## SUPPLIED TEXT
| Beware slippery ice!
Interviewer: Changing career, you went back to Armidale.
That’s right. I applied to ANU for a senior lectureship that had been advertised, and came up for an interview. One of the people I had asked to be a referee was Jack Somerville, at the University of New England. (The university college had become a full-fledged university in 1954.) He wrote a reference but at the same time he sent me a job offer for a position which had been advertised but not yet filled. So I went up to Armidale in 1960 nominally to be a senior lecturer in theoretical physics, but with a free hand in just what I would do. I haven’t ever regretted my decision to go there.
The university still had only about 300 or 400 internal students, but it had a very large number of external students doing Arts though not Science degrees by correspondence. It was the first university in Australia to have such a distance learning arrangement, which had been a condition of its establishment. A new physics building started being built soon after I got there, to replace a big science building that fortunately, perhaps, burnt down. It had been built just after the war with the Commonwealth reconstruction training scheme as a horrible corrugated fibro, two-storeys-and-a-basement thing, similar to one still being used at Sydney University.

## DATA SECTION
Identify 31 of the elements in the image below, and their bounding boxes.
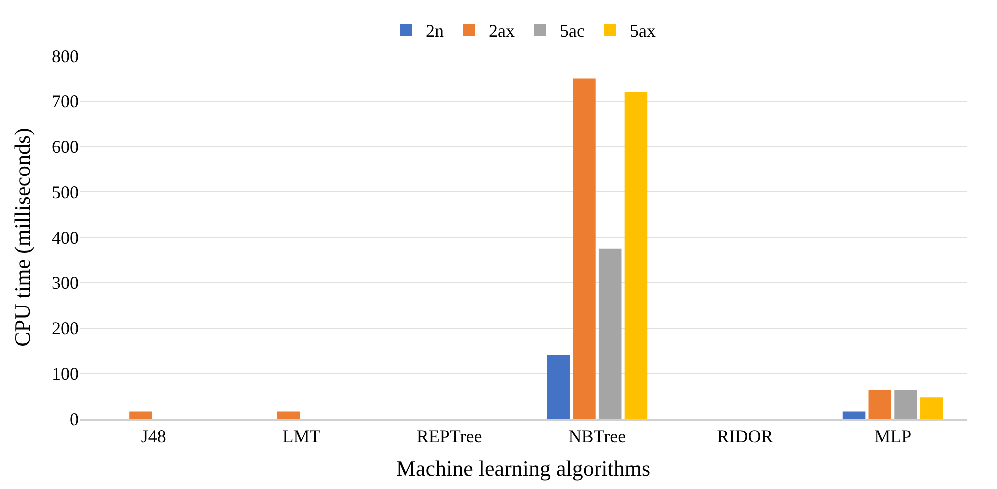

## SHORT PROBLEM A
In the interview about moving to Armidale, in what year did the university college become a full-fledged university?
## SHORT PROBLEM B
Continue the interview about the move to Armidale, starting after its last sentence.

## TASK OUTPUT A
1954

## TASK OUTPUT B
I did a little bit for the arcs and sparks people but basically I wanted to follow up some things which I had found out about ice as a solid-state material but which I hadn’t really had time for at CSIRO. The ice research began to build up and after a year or two I put in for a grant from the US National Science Foundation. I had been interested in the surface of ice, which is funny you can ski on it, you can skate on it, it’s sort of slippery, whereas you can’t ski and skate on sand, for example. Like Michael Faraday I thought ice surfaces had a liquid layer on them, and I worked out a theory for just why, from the molecular thermodynamics point of view, an ice crystal ought to have a liquid layer at a temperature below the freezing point. I worked out also how thick it ought to be: only 10 to 100 molecular layers, just enough to make a difference. Having thought of some ways that one could investigate that experimentally, I applied to the National Science Foundation as about the only place you might get money, and I got enough money to appoint a research fellow and have a PhD student working on the project.
When I got this grant, the local newspaper asked me what it was about, so I said, ‘Well, now, ice is a funny sort of substance: it’s slippery on the surface. I’m interested in investigating this slippery layer.’ The little thing that appeared in the local paper got picked up with a bigger slab in the Sydney papers, because it was unusual to get money from America in those days, and ‘slippery ice’ was kind of interesting. Then someone sent me a clipping from an American newspaper that had picked it up: ‘I see that the National Science Foundation have given some clown in Australia $10,000 to tell them why ice is slippery. For one quarter of that amount, I’m willing to tell them why water is wet.’ I learnt that you have to be a bit careful what you say to the media!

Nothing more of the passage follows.